> **Task statement**
Transcribe every entry word for word, leaving out all images.

> **Data extract**
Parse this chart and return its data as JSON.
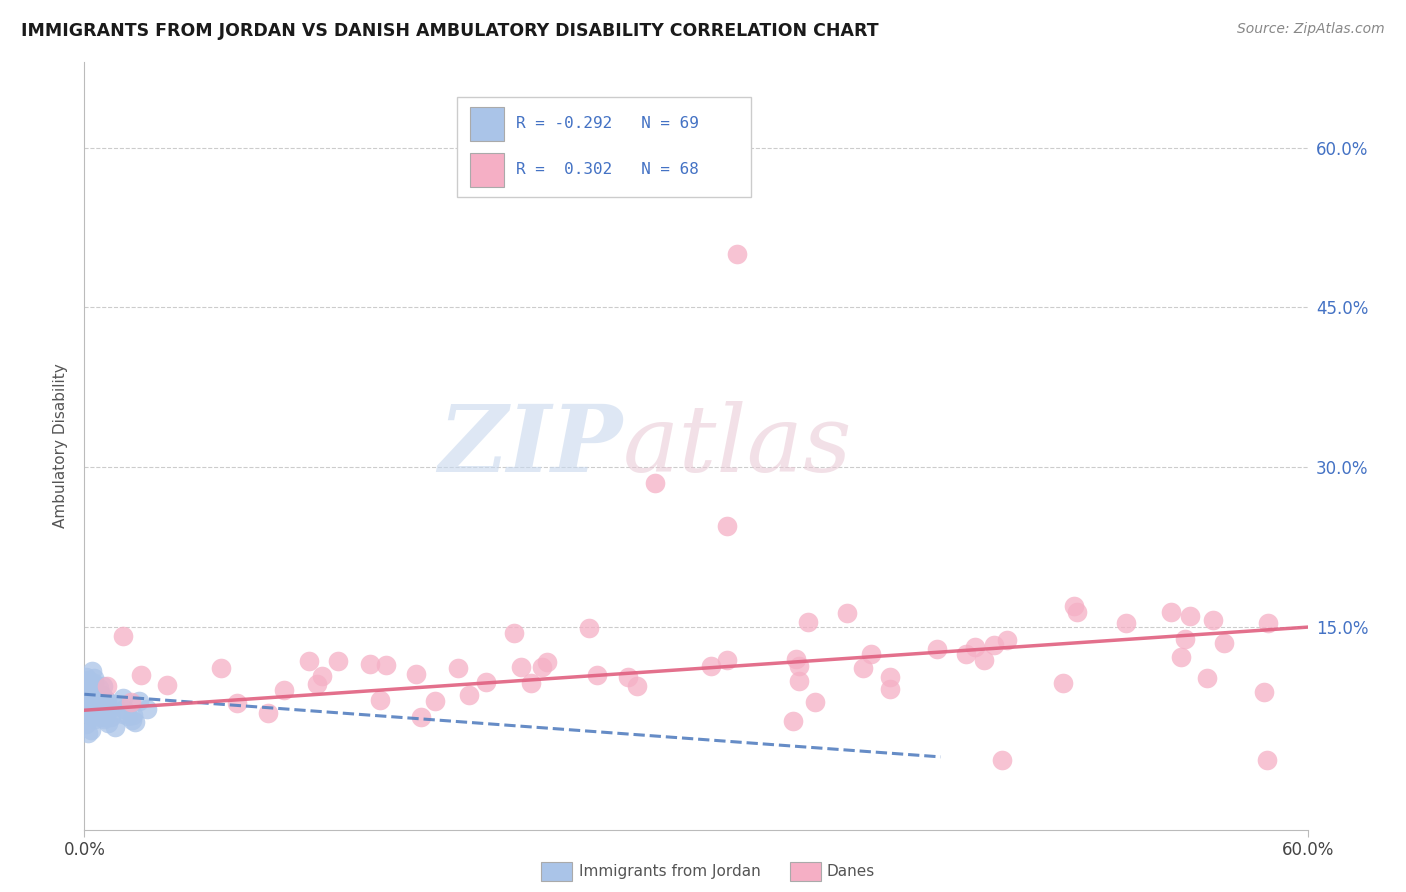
{
  "title": "IMMIGRANTS FROM JORDAN VS DANISH AMBULATORY DISABILITY CORRELATION CHART",
  "source": "Source: ZipAtlas.com",
  "ylabel": "Ambulatory Disability",
  "legend_label1": "Immigrants from Jordan",
  "legend_label2": "Danes",
  "R1": -0.292,
  "N1": 69,
  "R2": 0.302,
  "N2": 68,
  "color_jordan": "#aac4e8",
  "color_danes": "#f5afc5",
  "color_jordan_line": "#5580c0",
  "color_danes_line": "#e06080",
  "right_yticks": [
    "60.0%",
    "45.0%",
    "30.0%",
    "15.0%"
  ],
  "right_ytick_vals": [
    0.6,
    0.45,
    0.3,
    0.15
  ],
  "xmax": 0.6,
  "ymin": -0.04,
  "ymax": 0.68,
  "watermark_zip": "ZIP",
  "watermark_atlas": "atlas"
}
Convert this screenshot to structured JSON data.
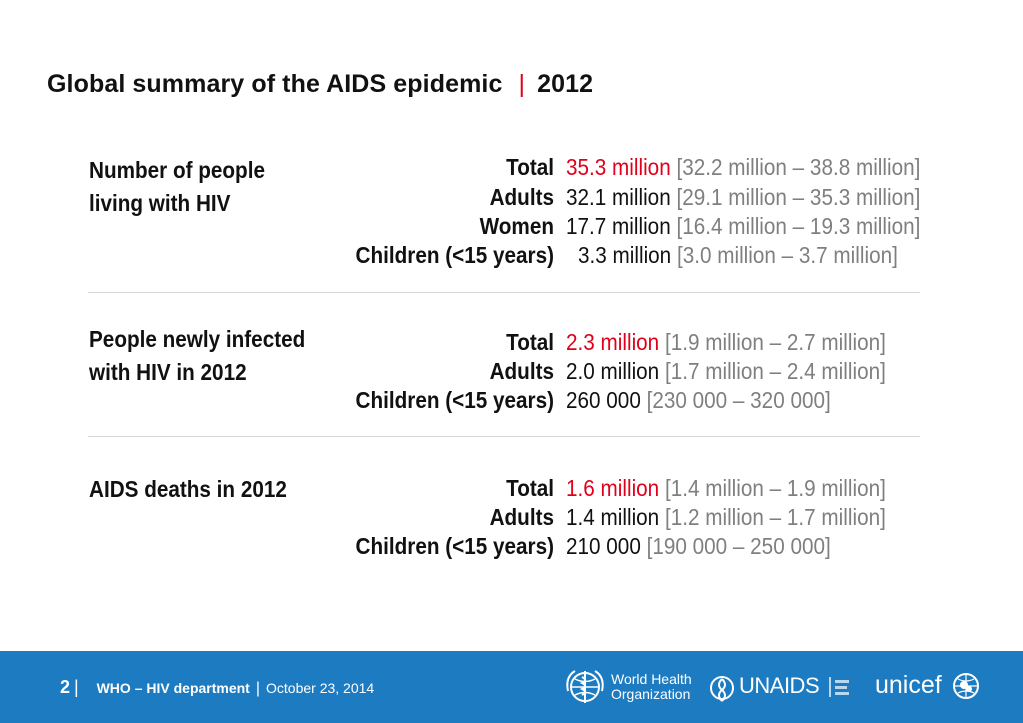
{
  "title": {
    "main": "Global summary of the AIDS epidemic",
    "separator": "|",
    "year": "2012"
  },
  "sections": [
    {
      "label_line1": "Number of people",
      "label_line2": "living with HIV",
      "rows": [
        {
          "label": "Total",
          "value": "35.3 million",
          "range": "[32.2 million – 38.8 million]"
        },
        {
          "label": "Adults",
          "value": "32.1 million",
          "range": "[29.1 million – 35.3 million]"
        },
        {
          "label": "Women",
          "value": "17.7 million",
          "range": "[16.4 million – 19.3 million]"
        },
        {
          "label": "Children (<15 years)",
          "value": "3.3 million",
          "range": "[3.0 million – 3.7 million]"
        }
      ]
    },
    {
      "label_line1": "People newly infected",
      "label_line2": "with HIV in 2012",
      "rows": [
        {
          "label": "Total",
          "value": "2.3 million",
          "range": "[1.9 million – 2.7 million]"
        },
        {
          "label": "Adults",
          "value": "2.0 million",
          "range": "[1.7 million – 2.4 million]"
        },
        {
          "label": "Children (<15 years)",
          "value": "260 000",
          "range": "[230 000 – 320 000]"
        }
      ]
    },
    {
      "label_line1": "AIDS deaths in 2012",
      "label_line2": "",
      "rows": [
        {
          "label": "Total",
          "value": "1.6 million",
          "range": "[1.4 million – 1.9 million]"
        },
        {
          "label": "Adults",
          "value": "1.4 million",
          "range": "[1.2 million – 1.7 million]"
        },
        {
          "label": "Children (<15 years)",
          "value": "210 000",
          "range": "[190 000 – 250 000]"
        }
      ]
    }
  ],
  "footer": {
    "page_number": "2",
    "department": "WHO – HIV department",
    "date": "October 23, 2014",
    "logo_who_line1": "World Health",
    "logo_who_line2": "Organization",
    "logo_unaids": "UNAIDS",
    "logo_unicef": "unicef"
  },
  "colors": {
    "accent_red": "#e0001b",
    "range_gray": "#7f7f7f",
    "footer_blue": "#1d7bc2"
  },
  "icons": [
    "who-emblem-icon",
    "unaids-ribbon-icon",
    "unicef-emblem-icon"
  ]
}
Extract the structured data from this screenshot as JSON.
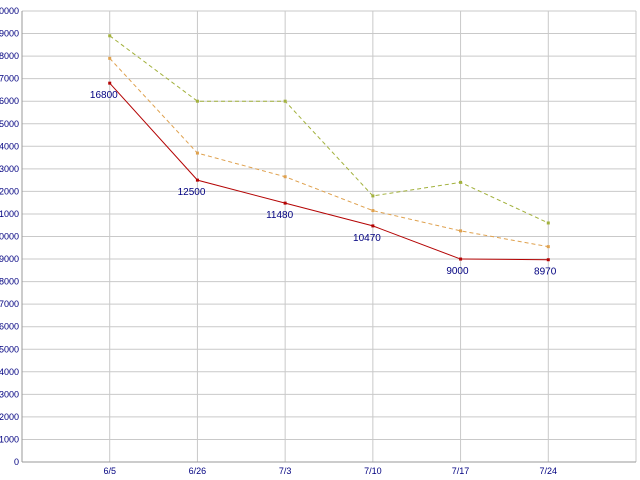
{
  "chart_data": {
    "type": "line",
    "title": "",
    "xlabel": "",
    "ylabel": "",
    "x_labels": [
      "6/5",
      "6/26",
      "7/3",
      "7/10",
      "7/17",
      "7/24"
    ],
    "ylim": [
      0,
      20000
    ],
    "y_tick_step": 1000,
    "grid": true,
    "legend": "none",
    "series": [
      {
        "name": "series-red-solid",
        "color": "#b40404",
        "dash": false,
        "marker": true,
        "values": [
          16800,
          12500,
          11480,
          10470,
          9000,
          8970
        ],
        "point_labels": [
          "16800",
          "12500",
          "11480",
          "10470",
          "9000",
          "8970"
        ]
      },
      {
        "name": "series-orange-dashed",
        "color": "#dfa14e",
        "dash": true,
        "marker": true,
        "values": [
          17900,
          13700,
          12650,
          11150,
          10250,
          9550
        ]
      },
      {
        "name": "series-green-dashed",
        "color": "#a2b13c",
        "dash": true,
        "marker": true,
        "values": [
          18900,
          16000,
          16000,
          11800,
          12400,
          10600
        ]
      }
    ],
    "colors": {
      "background": "#ffffff",
      "grid": "#c9c9c9",
      "axis": "#999999",
      "tick_label": "#000080",
      "data_label": "#000080"
    }
  }
}
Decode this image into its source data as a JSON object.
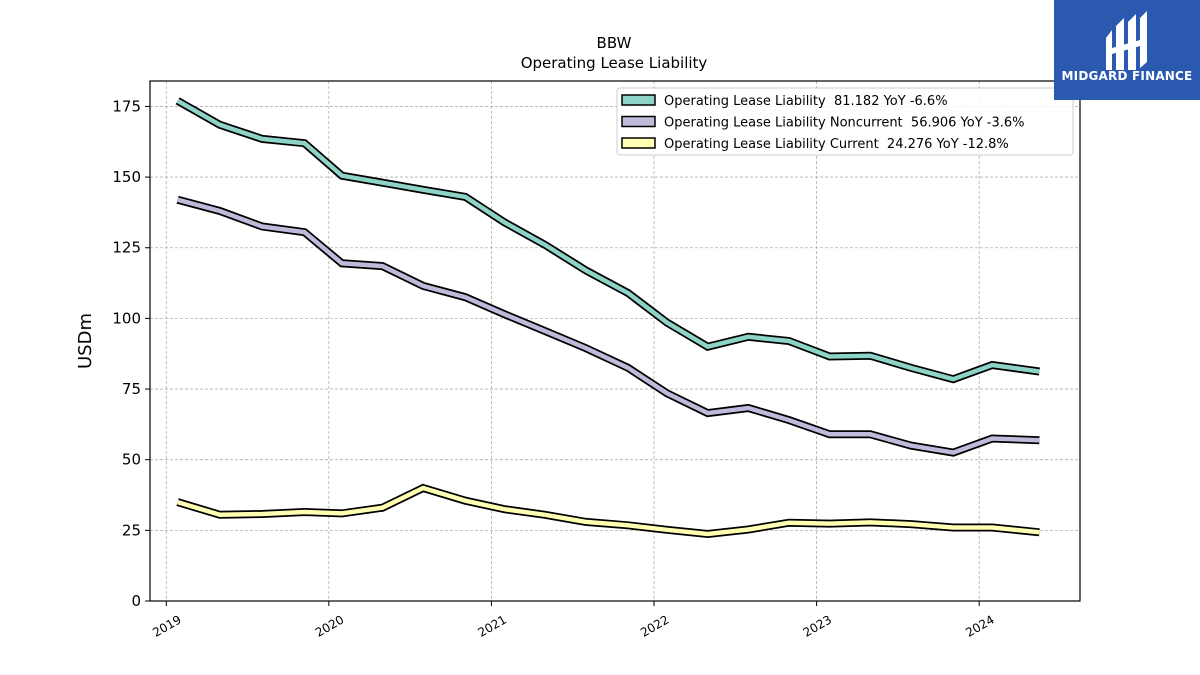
{
  "chart_data": {
    "type": "line",
    "title": "BBW",
    "subtitle": "Operating Lease Liability",
    "ylabel": "USDm",
    "xlabel": "",
    "ylim": [
      0,
      184
    ],
    "xlim": [
      2018.9,
      2024.62
    ],
    "yticks": [
      0,
      25,
      50,
      75,
      100,
      125,
      150,
      175
    ],
    "xticks": [
      2019,
      2020,
      2021,
      2022,
      2023,
      2024
    ],
    "xtick_labels": [
      "2019",
      "2020",
      "2021",
      "2022",
      "2023",
      "2024"
    ],
    "grid": true,
    "legend_position": "top-right",
    "x": [
      2019.07,
      2019.33,
      2019.59,
      2019.85,
      2020.08,
      2020.33,
      2020.58,
      2020.84,
      2021.08,
      2021.33,
      2021.58,
      2021.84,
      2022.08,
      2022.33,
      2022.58,
      2022.83,
      2023.08,
      2023.33,
      2023.58,
      2023.84,
      2024.08,
      2024.37
    ],
    "series": [
      {
        "name": "Operating Lease Liability  81.182 YoY -6.6%",
        "color": "#8dd3c7",
        "values": [
          177,
          168.5,
          163.5,
          162,
          150.5,
          148,
          145.5,
          143,
          134,
          126,
          117,
          109,
          98.5,
          90,
          93.5,
          92,
          86.5,
          86.8,
          82.5,
          78.5,
          83.5,
          81.2
        ]
      },
      {
        "name": "Operating Lease Liability Noncurrent  56.906 YoY -3.6%",
        "color": "#bebada",
        "values": [
          142,
          138,
          132.5,
          130.5,
          119.5,
          118.5,
          111.5,
          107.5,
          101.5,
          95.5,
          89.5,
          82.5,
          73.5,
          66.5,
          68.3,
          64,
          59,
          59,
          55,
          52.5,
          57.5,
          56.9
        ]
      },
      {
        "name": "Operating Lease Liability Current  24.276 YoY -12.8%",
        "color": "#ffffb3",
        "values": [
          35,
          30.5,
          30.8,
          31.5,
          31,
          33,
          40,
          35.5,
          32.5,
          30.5,
          28,
          26.8,
          25.2,
          23.7,
          25.3,
          27.7,
          27.4,
          27.8,
          27.2,
          26,
          26,
          24.3
        ]
      }
    ]
  },
  "brand": {
    "name": "MIDGARD FINANCE",
    "background": "#2b59b0",
    "icon": "midgard-logo-icon"
  }
}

> **Solution to the problem**
Parse this chart and return its data as JSON.
{
  "title": "IMMIGRANTS FROM JORDAN VS DANISH AMBULATORY DISABILITY CORRELATION CHART",
  "source": "Source: ZipAtlas.com",
  "ylabel": "Ambulatory Disability",
  "legend_label1": "Immigrants from Jordan",
  "legend_label2": "Danes",
  "R1": -0.292,
  "N1": 69,
  "R2": 0.302,
  "N2": 68,
  "color_jordan": "#aac4e8",
  "color_danes": "#f5afc5",
  "color_jordan_line": "#5580c0",
  "color_danes_line": "#e06080",
  "right_yticks": [
    "60.0%",
    "45.0%",
    "30.0%",
    "15.0%"
  ],
  "right_ytick_vals": [
    0.6,
    0.45,
    0.3,
    0.15
  ],
  "xmax": 0.6,
  "ymin": -0.04,
  "ymax": 0.68,
  "watermark_zip": "ZIP",
  "watermark_atlas": "atlas"
}
Convert this screenshot to structured JSON data.
{
  "title": {
    "main": "Global summary of the AIDS epidemic",
    "separator": "|",
    "year": "2012"
  },
  "sections": [
    {
      "label_line1": "Number of people",
      "label_line2": "living with HIV",
      "rows": [
        {
          "label": "Total",
          "value": "35.3 million",
          "range": "[32.2 million – 38.8 million]"
        },
        {
          "label": "Adults",
          "value": "32.1 million",
          "range": "[29.1 million – 35.3 million]"
        },
        {
          "label": "Women",
          "value": "17.7 million",
          "range": "[16.4 million – 19.3 million]"
        },
        {
          "label": "Children (<15 years)",
          "value": "3.3 million",
          "range": "[3.0 million – 3.7 million]"
        }
      ]
    },
    {
      "label_line1": "People newly infected",
      "label_line2": "with HIV in 2012",
      "rows": [
        {
          "label": "Total",
          "value": "2.3 million",
          "range": "[1.9 million – 2.7 million]"
        },
        {
          "label": "Adults",
          "value": "2.0 million",
          "range": "[1.7 million – 2.4 million]"
        },
        {
          "label": "Children (<15 years)",
          "value": "260 000",
          "range": "[230 000 – 320 000]"
        }
      ]
    },
    {
      "label_line1": "AIDS deaths in 2012",
      "label_line2": "",
      "rows": [
        {
          "label": "Total",
          "value": "1.6 million",
          "range": "[1.4 million – 1.9 million]"
        },
        {
          "label": "Adults",
          "value": "1.4 million",
          "range": "[1.2 million – 1.7 million]"
        },
        {
          "label": "Children (<15 years)",
          "value": "210 000",
          "range": "[190 000 – 250 000]"
        }
      ]
    }
  ],
  "footer": {
    "page_number": "2",
    "department": "WHO – HIV department",
    "date": "October 23, 2014",
    "logo_who_line1": "World Health",
    "logo_who_line2": "Organization",
    "logo_unaids": "UNAIDS",
    "logo_unicef": "unicef"
  },
  "colors": {
    "accent_red": "#e0001b",
    "range_gray": "#7f7f7f",
    "footer_blue": "#1d7bc2"
  },
  "icons": [
    "who-emblem-icon",
    "unaids-ribbon-icon",
    "unicef-emblem-icon"
  ]
}
Extract the structured data from this screenshot as JSON.
{
  "chart_data": {
    "type": "line",
    "title": "",
    "xlabel": "",
    "ylabel": "",
    "x_labels": [
      "6/5",
      "6/26",
      "7/3",
      "7/10",
      "7/17",
      "7/24"
    ],
    "ylim": [
      0,
      20000
    ],
    "y_tick_step": 1000,
    "grid": true,
    "legend": "none",
    "series": [
      {
        "name": "series-red-solid",
        "color": "#b40404",
        "dash": false,
        "marker": true,
        "values": [
          16800,
          12500,
          11480,
          10470,
          9000,
          8970
        ],
        "point_labels": [
          "16800",
          "12500",
          "11480",
          "10470",
          "9000",
          "8970"
        ]
      },
      {
        "name": "series-orange-dashed",
        "color": "#dfa14e",
        "dash": true,
        "marker": true,
        "values": [
          17900,
          13700,
          12650,
          11150,
          10250,
          9550
        ]
      },
      {
        "name": "series-green-dashed",
        "color": "#a2b13c",
        "dash": true,
        "marker": true,
        "values": [
          18900,
          16000,
          16000,
          11800,
          12400,
          10600
        ]
      }
    ],
    "colors": {
      "background": "#ffffff",
      "grid": "#c9c9c9",
      "axis": "#999999",
      "tick_label": "#000080",
      "data_label": "#000080"
    }
  }
}
Decode this image into its source data as a JSON object.
{
  "chart_data": {
    "type": "line",
    "title": "BBW",
    "subtitle": "Operating Lease Liability",
    "ylabel": "USDm",
    "xlabel": "",
    "ylim": [
      0,
      184
    ],
    "xlim": [
      2018.9,
      2024.62
    ],
    "yticks": [
      0,
      25,
      50,
      75,
      100,
      125,
      150,
      175
    ],
    "xticks": [
      2019,
      2020,
      2021,
      2022,
      2023,
      2024
    ],
    "xtick_labels": [
      "2019",
      "2020",
      "2021",
      "2022",
      "2023",
      "2024"
    ],
    "grid": true,
    "legend_position": "top-right",
    "x": [
      2019.07,
      2019.33,
      2019.59,
      2019.85,
      2020.08,
      2020.33,
      2020.58,
      2020.84,
      2021.08,
      2021.33,
      2021.58,
      2021.84,
      2022.08,
      2022.33,
      2022.58,
      2022.83,
      2023.08,
      2023.33,
      2023.58,
      2023.84,
      2024.08,
      2024.37
    ],
    "series": [
      {
        "name": "Operating Lease Liability  81.182 YoY -6.6%",
        "color": "#8dd3c7",
        "values": [
          177,
          168.5,
          163.5,
          162,
          150.5,
          148,
          145.5,
          143,
          134,
          126,
          117,
          109,
          98.5,
          90,
          93.5,
          92,
          86.5,
          86.8,
          82.5,
          78.5,
          83.5,
          81.2
        ]
      },
      {
        "name": "Operating Lease Liability Noncurrent  56.906 YoY -3.6%",
        "color": "#bebada",
        "values": [
          142,
          138,
          132.5,
          130.5,
          119.5,
          118.5,
          111.5,
          107.5,
          101.5,
          95.5,
          89.5,
          82.5,
          73.5,
          66.5,
          68.3,
          64,
          59,
          59,
          55,
          52.5,
          57.5,
          56.9
        ]
      },
      {
        "name": "Operating Lease Liability Current  24.276 YoY -12.8%",
        "color": "#ffffb3",
        "values": [
          35,
          30.5,
          30.8,
          31.5,
          31,
          33,
          40,
          35.5,
          32.5,
          30.5,
          28,
          26.8,
          25.2,
          23.7,
          25.3,
          27.7,
          27.4,
          27.8,
          27.2,
          26,
          26,
          24.3
        ]
      }
    ]
  },
  "brand": {
    "name": "MIDGARD FINANCE",
    "background": "#2b59b0",
    "icon": "midgard-logo-icon"
  }
}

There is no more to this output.